Records for the exercise:
☆ ☆ ☆ ☆ ☆
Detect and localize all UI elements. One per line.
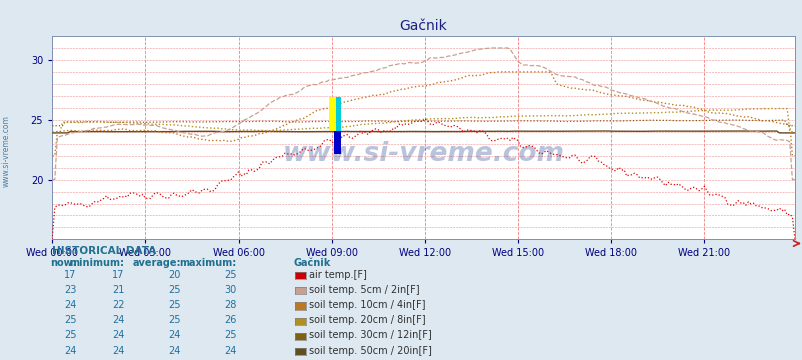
☆ ☆ ☆ ☆ ☆
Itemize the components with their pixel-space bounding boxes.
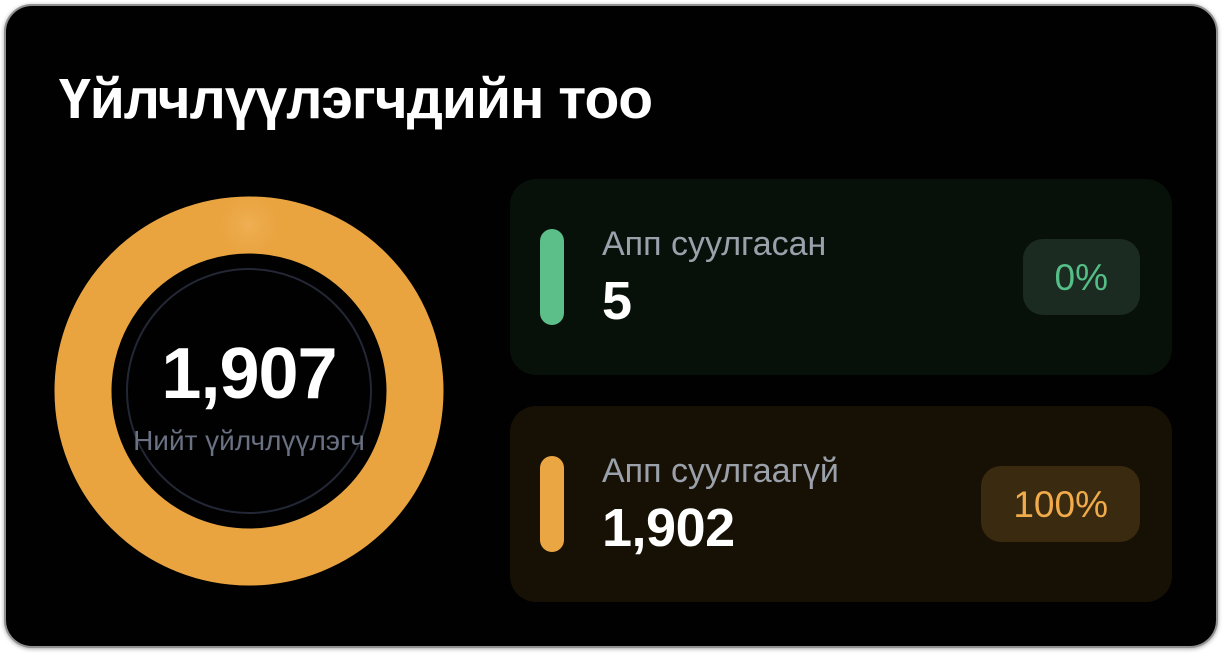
☆ ☆ ☆ ☆ ☆
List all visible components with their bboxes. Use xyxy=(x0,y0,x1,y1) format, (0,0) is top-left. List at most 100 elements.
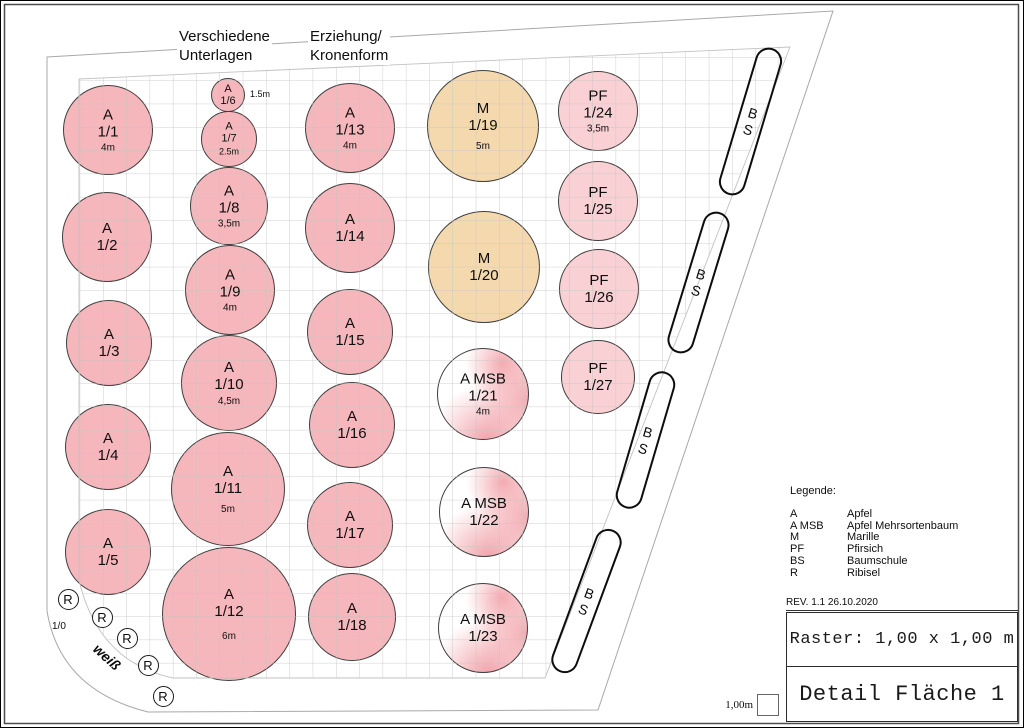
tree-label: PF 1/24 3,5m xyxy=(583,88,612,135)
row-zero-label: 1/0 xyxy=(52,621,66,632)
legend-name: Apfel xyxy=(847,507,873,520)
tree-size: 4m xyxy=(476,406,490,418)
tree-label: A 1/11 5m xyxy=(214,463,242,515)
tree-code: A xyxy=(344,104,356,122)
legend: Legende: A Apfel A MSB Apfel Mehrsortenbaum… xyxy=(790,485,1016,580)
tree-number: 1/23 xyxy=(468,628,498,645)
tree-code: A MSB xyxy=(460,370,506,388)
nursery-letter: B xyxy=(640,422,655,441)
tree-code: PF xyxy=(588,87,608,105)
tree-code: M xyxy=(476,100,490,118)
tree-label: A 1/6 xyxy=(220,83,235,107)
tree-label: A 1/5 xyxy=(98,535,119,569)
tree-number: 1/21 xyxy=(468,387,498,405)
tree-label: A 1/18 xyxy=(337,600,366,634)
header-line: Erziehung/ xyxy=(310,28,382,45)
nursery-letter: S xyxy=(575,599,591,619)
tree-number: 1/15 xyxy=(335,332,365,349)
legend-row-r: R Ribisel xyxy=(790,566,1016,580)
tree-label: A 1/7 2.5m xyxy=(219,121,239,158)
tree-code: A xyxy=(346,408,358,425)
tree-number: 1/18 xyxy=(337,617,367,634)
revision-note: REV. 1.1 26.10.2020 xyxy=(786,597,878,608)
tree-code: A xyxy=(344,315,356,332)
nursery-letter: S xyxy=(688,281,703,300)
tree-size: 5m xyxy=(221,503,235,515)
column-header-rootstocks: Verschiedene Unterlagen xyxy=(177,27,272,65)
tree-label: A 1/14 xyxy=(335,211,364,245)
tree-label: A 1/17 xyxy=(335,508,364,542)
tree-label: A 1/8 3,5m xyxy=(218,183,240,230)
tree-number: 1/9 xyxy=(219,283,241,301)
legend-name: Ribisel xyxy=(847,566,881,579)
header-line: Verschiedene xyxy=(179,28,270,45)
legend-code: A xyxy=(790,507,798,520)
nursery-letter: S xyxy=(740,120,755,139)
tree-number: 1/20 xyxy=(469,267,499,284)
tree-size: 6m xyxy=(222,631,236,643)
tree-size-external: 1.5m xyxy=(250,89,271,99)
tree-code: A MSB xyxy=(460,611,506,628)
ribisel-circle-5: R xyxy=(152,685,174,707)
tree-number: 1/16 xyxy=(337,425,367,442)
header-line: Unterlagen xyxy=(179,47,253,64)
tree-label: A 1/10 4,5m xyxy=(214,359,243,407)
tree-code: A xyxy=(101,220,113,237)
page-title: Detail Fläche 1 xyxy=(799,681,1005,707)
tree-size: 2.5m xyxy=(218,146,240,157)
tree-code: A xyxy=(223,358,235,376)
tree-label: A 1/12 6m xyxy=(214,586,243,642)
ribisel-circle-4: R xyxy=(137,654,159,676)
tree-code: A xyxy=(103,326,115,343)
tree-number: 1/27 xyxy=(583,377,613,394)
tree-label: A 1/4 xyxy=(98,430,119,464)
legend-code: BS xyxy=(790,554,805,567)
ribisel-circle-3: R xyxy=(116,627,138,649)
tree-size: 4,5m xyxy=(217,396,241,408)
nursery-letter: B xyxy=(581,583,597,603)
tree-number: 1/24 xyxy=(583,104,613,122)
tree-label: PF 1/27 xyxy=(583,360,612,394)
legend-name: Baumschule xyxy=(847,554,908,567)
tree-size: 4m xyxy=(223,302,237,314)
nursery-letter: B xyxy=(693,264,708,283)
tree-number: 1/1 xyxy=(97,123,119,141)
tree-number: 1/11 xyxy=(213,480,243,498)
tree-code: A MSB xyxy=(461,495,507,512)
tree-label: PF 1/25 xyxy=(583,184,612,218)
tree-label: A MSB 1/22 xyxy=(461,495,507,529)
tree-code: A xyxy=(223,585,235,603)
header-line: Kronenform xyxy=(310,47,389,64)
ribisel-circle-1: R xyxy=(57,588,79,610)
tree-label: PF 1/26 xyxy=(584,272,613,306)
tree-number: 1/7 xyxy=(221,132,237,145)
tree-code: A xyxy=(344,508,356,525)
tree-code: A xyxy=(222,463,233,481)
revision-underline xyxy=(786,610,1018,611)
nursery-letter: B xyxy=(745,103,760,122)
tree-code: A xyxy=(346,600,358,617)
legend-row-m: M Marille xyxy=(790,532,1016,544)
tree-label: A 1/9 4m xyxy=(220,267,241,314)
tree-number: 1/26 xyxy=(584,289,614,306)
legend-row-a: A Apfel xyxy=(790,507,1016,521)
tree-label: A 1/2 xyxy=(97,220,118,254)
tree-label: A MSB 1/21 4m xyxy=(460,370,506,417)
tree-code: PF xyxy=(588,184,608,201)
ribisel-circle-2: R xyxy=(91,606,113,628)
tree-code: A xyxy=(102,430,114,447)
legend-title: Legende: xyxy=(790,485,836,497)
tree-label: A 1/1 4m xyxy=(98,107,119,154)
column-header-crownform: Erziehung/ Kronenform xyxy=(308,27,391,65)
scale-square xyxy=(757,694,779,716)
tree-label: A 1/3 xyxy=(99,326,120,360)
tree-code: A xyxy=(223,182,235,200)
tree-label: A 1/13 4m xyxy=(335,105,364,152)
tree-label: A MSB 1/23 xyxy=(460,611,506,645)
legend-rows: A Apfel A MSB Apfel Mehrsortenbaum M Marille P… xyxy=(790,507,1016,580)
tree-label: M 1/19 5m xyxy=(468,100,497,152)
☆ ☆ ☆ ☆ ☆
Please reproduce verbatim the entries from the line with "List all visible" to the line with "tree-size: 4m xyxy=(476,406,490,418)", both included, omitting any pictures.

Written reply:
List all visible components with their bboxes. Use xyxy=(x0,y0,x1,y1) format, (0,0) is top-left. List at most 100 elements.
tree-label: PF 1/24 3,5m xyxy=(583,88,612,135)
row-zero-label: 1/0 xyxy=(52,621,66,632)
legend-name: Apfel xyxy=(847,507,873,520)
tree-size: 4m xyxy=(476,406,490,418)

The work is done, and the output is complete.